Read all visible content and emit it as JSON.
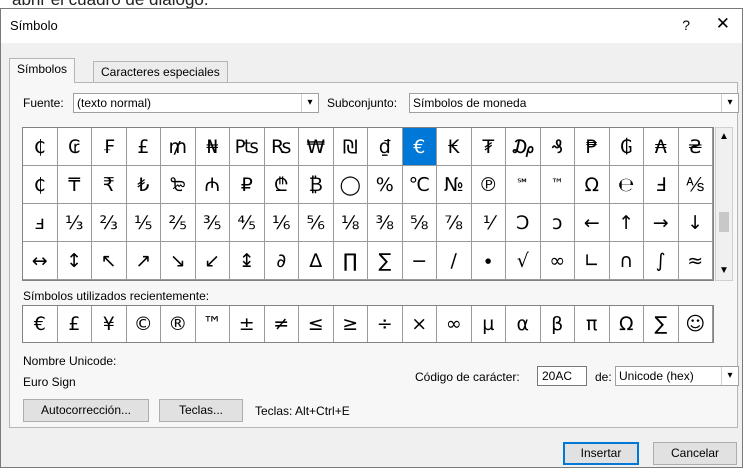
{
  "above_text": "abrir el cuadro de diálogo.",
  "window": {
    "title": "Símbolo",
    "help": "?",
    "close": "✕"
  },
  "tabs": {
    "symbols": "Símbolos",
    "special": "Caracteres especiales"
  },
  "font": {
    "label": "Fuente:",
    "value": "(texto normal)"
  },
  "subset": {
    "label": "Subconjunto:",
    "value": "Símbolos de moneda"
  },
  "symbol_grid": {
    "selected": "€",
    "rows": [
      [
        "₵",
        "₢",
        "₣",
        "£",
        "₥",
        "₦",
        "₧",
        "₨",
        "₩",
        "₪",
        "₫",
        "€",
        "₭",
        "₮",
        "₯",
        "₰",
        "₱",
        "₲",
        "₳",
        "₴"
      ],
      [
        "₵",
        "₸",
        "₹",
        "₺",
        "₻",
        "₼",
        "₽",
        "₾",
        "₿",
        "◯",
        "%",
        "℃",
        "№",
        "℗",
        "℠",
        "™",
        "Ω",
        "℮",
        "Ⅎ",
        "⅍"
      ],
      [
        "ⅎ",
        "⅓",
        "⅔",
        "⅕",
        "⅖",
        "⅗",
        "⅘",
        "⅙",
        "⅚",
        "⅛",
        "⅜",
        "⅝",
        "⅞",
        "⅟",
        "Ↄ",
        "ↄ",
        "←",
        "↑",
        "→",
        "↓"
      ],
      [
        "↔",
        "↕",
        "↖",
        "↗",
        "↘",
        "↙",
        "↨",
        "∂",
        "∆",
        "∏",
        "∑",
        "−",
        "∕",
        "∙",
        "√",
        "∞",
        "∟",
        "∩",
        "∫",
        "≈"
      ]
    ]
  },
  "recent": {
    "label": "Símbolos utilizados recientemente:",
    "symbols": [
      "€",
      "£",
      "¥",
      "©",
      "®",
      "™",
      "±",
      "≠",
      "≤",
      "≥",
      "÷",
      "×",
      "∞",
      "µ",
      "α",
      "β",
      "π",
      "Ω",
      "∑",
      "☺"
    ]
  },
  "unicode": {
    "name_label": "Nombre Unicode:",
    "name_value": "Euro Sign",
    "code_label": "Código de carácter:",
    "code_value": "20AC",
    "from_label": "de:",
    "from_value": "Unicode (hex)"
  },
  "buttons": {
    "autocorrect": "Autocorrección...",
    "keys": "Teclas...",
    "shortcut": "Teclas: Alt+Ctrl+E",
    "insert": "Insertar",
    "cancel": "Cancelar"
  },
  "icons": {
    "dropdown": "▾",
    "scroll_up": "▲",
    "scroll_down": "▼"
  }
}
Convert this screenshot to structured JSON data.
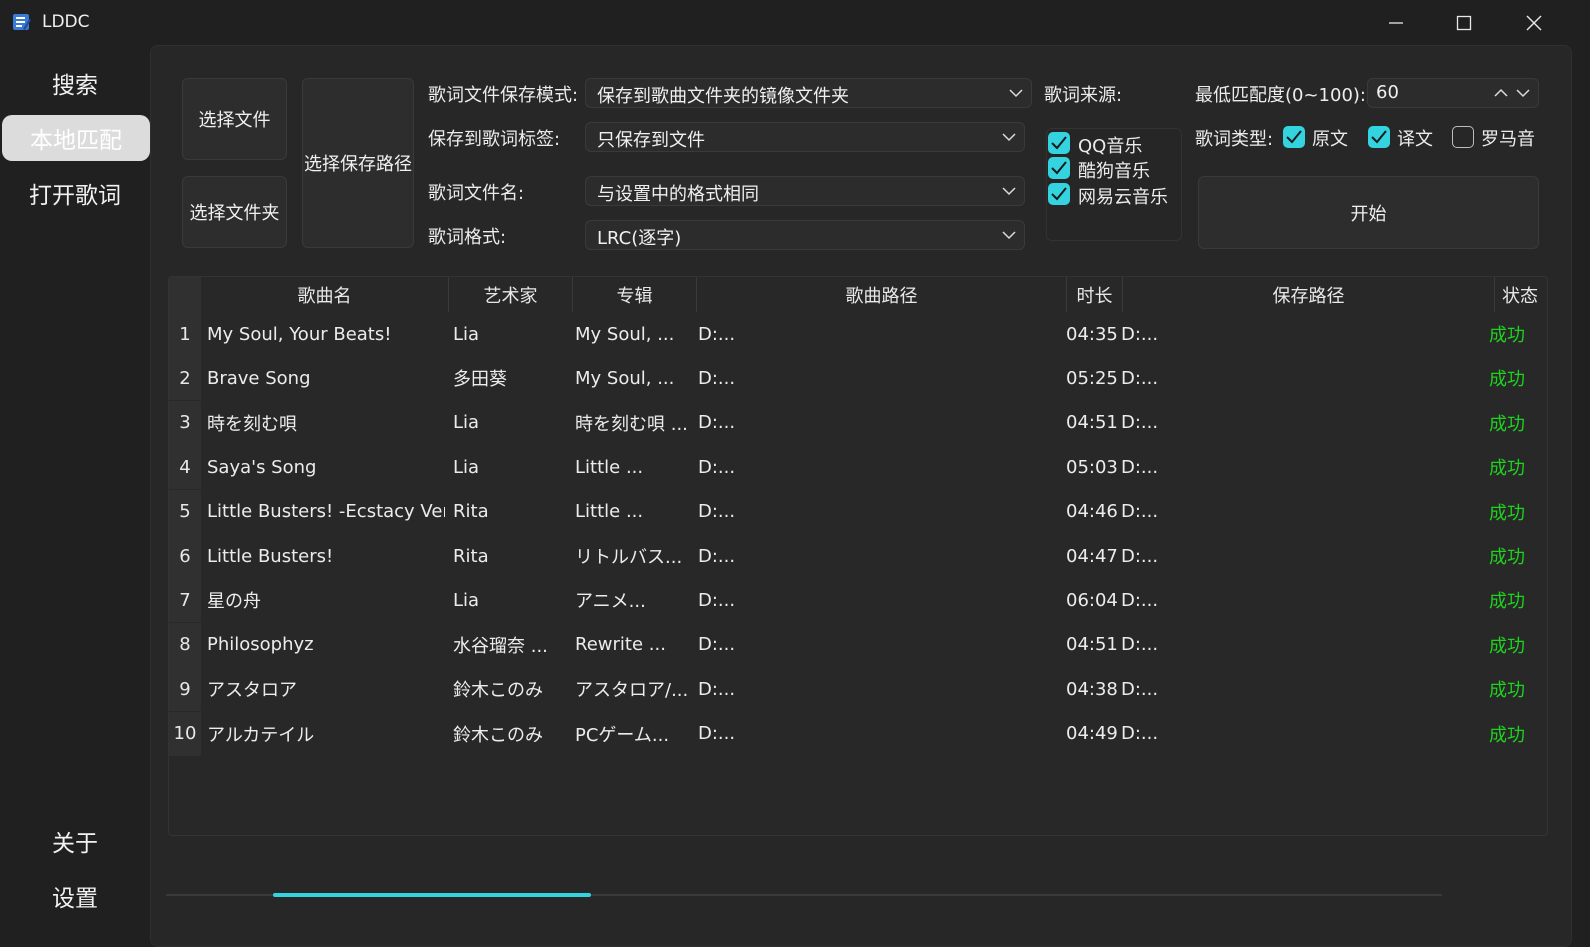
{
  "window": {
    "title": "LDDC"
  },
  "sidebar": {
    "items": [
      {
        "label": "搜索",
        "active": false
      },
      {
        "label": "本地匹配",
        "active": true
      },
      {
        "label": "打开歌词",
        "active": false
      }
    ],
    "bottom_items": [
      {
        "label": "关于"
      },
      {
        "label": "设置"
      }
    ]
  },
  "controls": {
    "select_file": "选择文件",
    "select_folder": "选择文件夹",
    "select_save_path": "选择保存路径",
    "save_mode_label": "歌词文件保存模式:",
    "save_mode_value": "保存到歌曲文件夹的镜像文件夹",
    "save_tag_label": "保存到歌词标签:",
    "save_tag_value": "只保存到文件",
    "filename_label": "歌词文件名:",
    "filename_value": "与设置中的格式相同",
    "format_label": "歌词格式:",
    "format_value": "LRC(逐字)",
    "source_label": "歌词来源:",
    "sources": [
      {
        "label": "QQ音乐",
        "checked": true
      },
      {
        "label": "酷狗音乐",
        "checked": true
      },
      {
        "label": "网易云音乐",
        "checked": true
      }
    ],
    "min_match_label": "最低匹配度(0~100):",
    "min_match_value": "60",
    "lyric_type_label": "歌词类型:",
    "lyric_types": [
      {
        "label": "原文",
        "checked": true
      },
      {
        "label": "译文",
        "checked": true
      },
      {
        "label": "罗马音",
        "checked": false
      }
    ],
    "start_button": "开始"
  },
  "table": {
    "headers": [
      "歌曲名",
      "艺术家",
      "专辑",
      "歌曲路径",
      "时长",
      "保存路径",
      "状态"
    ],
    "rows": [
      {
        "num": "1",
        "song": "My Soul, Your Beats!",
        "artist": "Lia",
        "album": "My Soul, ...",
        "path": "D:...",
        "duration": "04:35",
        "save": "D:...",
        "status": "成功"
      },
      {
        "num": "2",
        "song": "Brave Song",
        "artist": "多田葵",
        "album": "My Soul, ...",
        "path": "D:...",
        "duration": "05:25",
        "save": "D:...",
        "status": "成功"
      },
      {
        "num": "3",
        "song": "時を刻む唄",
        "artist": "Lia",
        "album": "時を刻む唄 ...",
        "path": "D:...",
        "duration": "04:51",
        "save": "D:...",
        "status": "成功"
      },
      {
        "num": "4",
        "song": "Saya's Song",
        "artist": "Lia",
        "album": "Little ...",
        "path": "D:...",
        "duration": "05:03",
        "save": "D:...",
        "status": "成功"
      },
      {
        "num": "5",
        "song": "Little Busters! -Ecstacy Ver.-",
        "artist": "Rita",
        "album": "Little ...",
        "path": "D:...",
        "duration": "04:46",
        "save": "D:...",
        "status": "成功"
      },
      {
        "num": "6",
        "song": "Little Busters!",
        "artist": "Rita",
        "album": "リトルバス...",
        "path": "D:...",
        "duration": "04:47",
        "save": "D:...",
        "status": "成功"
      },
      {
        "num": "7",
        "song": "星の舟",
        "artist": "Lia",
        "album": "アニメ...",
        "path": "D:...",
        "duration": "06:04",
        "save": "D:...",
        "status": "成功"
      },
      {
        "num": "8",
        "song": "Philosophyz",
        "artist": "水谷瑠奈 ...",
        "album": "Rewrite ...",
        "path": "D:...",
        "duration": "04:51",
        "save": "D:...",
        "status": "成功"
      },
      {
        "num": "9",
        "song": "アスタロア",
        "artist": "鈴木このみ",
        "album": "アスタロア/...",
        "path": "D:...",
        "duration": "04:38",
        "save": "D:...",
        "status": "成功"
      },
      {
        "num": "10",
        "song": "アルカテイル",
        "artist": "鈴木このみ",
        "album": "PCゲーム...",
        "path": "D:...",
        "duration": "04:49",
        "save": "D:...",
        "status": "成功"
      }
    ]
  },
  "progress": {
    "fraction": null
  },
  "colors": {
    "accent": "#34d3e0",
    "success": "#1ed31e"
  }
}
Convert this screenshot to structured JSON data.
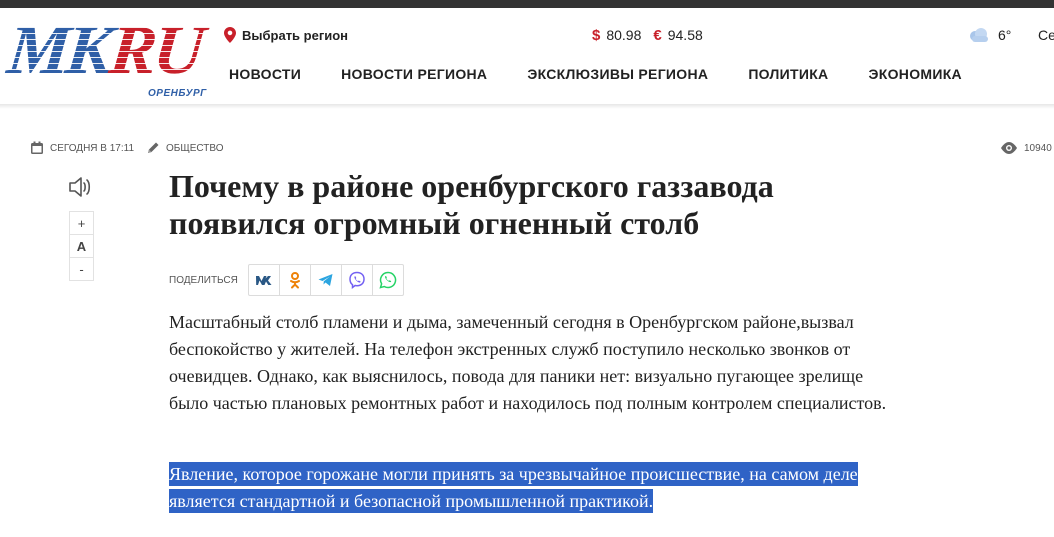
{
  "logo": {
    "left": "MK",
    "right": "RU",
    "city": "ОРЕНБУРГ"
  },
  "header": {
    "region_label": "Выбрать регион",
    "currency": [
      {
        "sign": "$",
        "value": "80.98"
      },
      {
        "sign": "€",
        "value": "94.58"
      }
    ],
    "weather": {
      "temp": "6°",
      "day": "Се"
    }
  },
  "nav": {
    "items": [
      "НОВОСТИ",
      "НОВОСТИ РЕГИОНА",
      "ЭКСКЛЮЗИВЫ РЕГИОНА",
      "ПОЛИТИКА",
      "ЭКОНОМИКА"
    ]
  },
  "meta": {
    "date": "СЕГОДНЯ В 17:11",
    "rubric": "ОБЩЕСТВО",
    "views": "10940"
  },
  "tools": {
    "increase": "+",
    "font": "A",
    "decrease": "-"
  },
  "article": {
    "title": "Почему в районе оренбургского газзавода появился огромный огненный столб",
    "share_label": "ПОДЕЛИТЬСЯ",
    "p1": "Масштабный столб пламени и дыма, замеченный сегодня в Оренбургском районе,вызвал беспокойство у жителей. На телефон экстренных служб поступило несколько звонков от очевидцев. Однако, как выяснилось, повода для паники нет: визуально пугающее зрелище было частью плановых ремонтных работ и находилось под полным контролем специалистов.",
    "p2": "Явление, которое горожане могли принять за чрезвычайное происшествие, на самом деле является стандартной и безопасной промышленной практикой."
  },
  "colors": {
    "brand_blue": "#2f5fa7",
    "brand_red": "#c8202a",
    "highlight": "#2f63c6",
    "topbar": "#333333"
  },
  "icons": [
    "pin-icon",
    "cloud-icon",
    "calendar-icon",
    "pencil-icon",
    "eye-icon",
    "speaker-icon",
    "vk-icon",
    "odnoklassniki-icon",
    "telegram-icon",
    "viber-icon",
    "whatsapp-icon"
  ]
}
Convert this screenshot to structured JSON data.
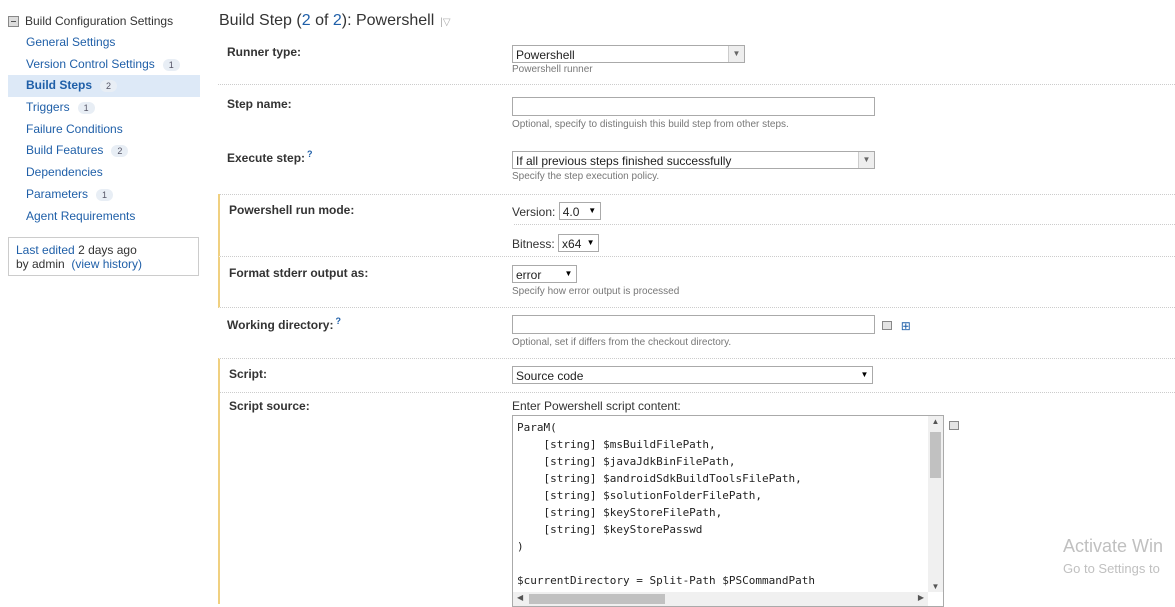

========================================

GOAL | State how many lines of the records above contain "Símbolos", with no words besides the number.

EXERCISE ANSWER | 3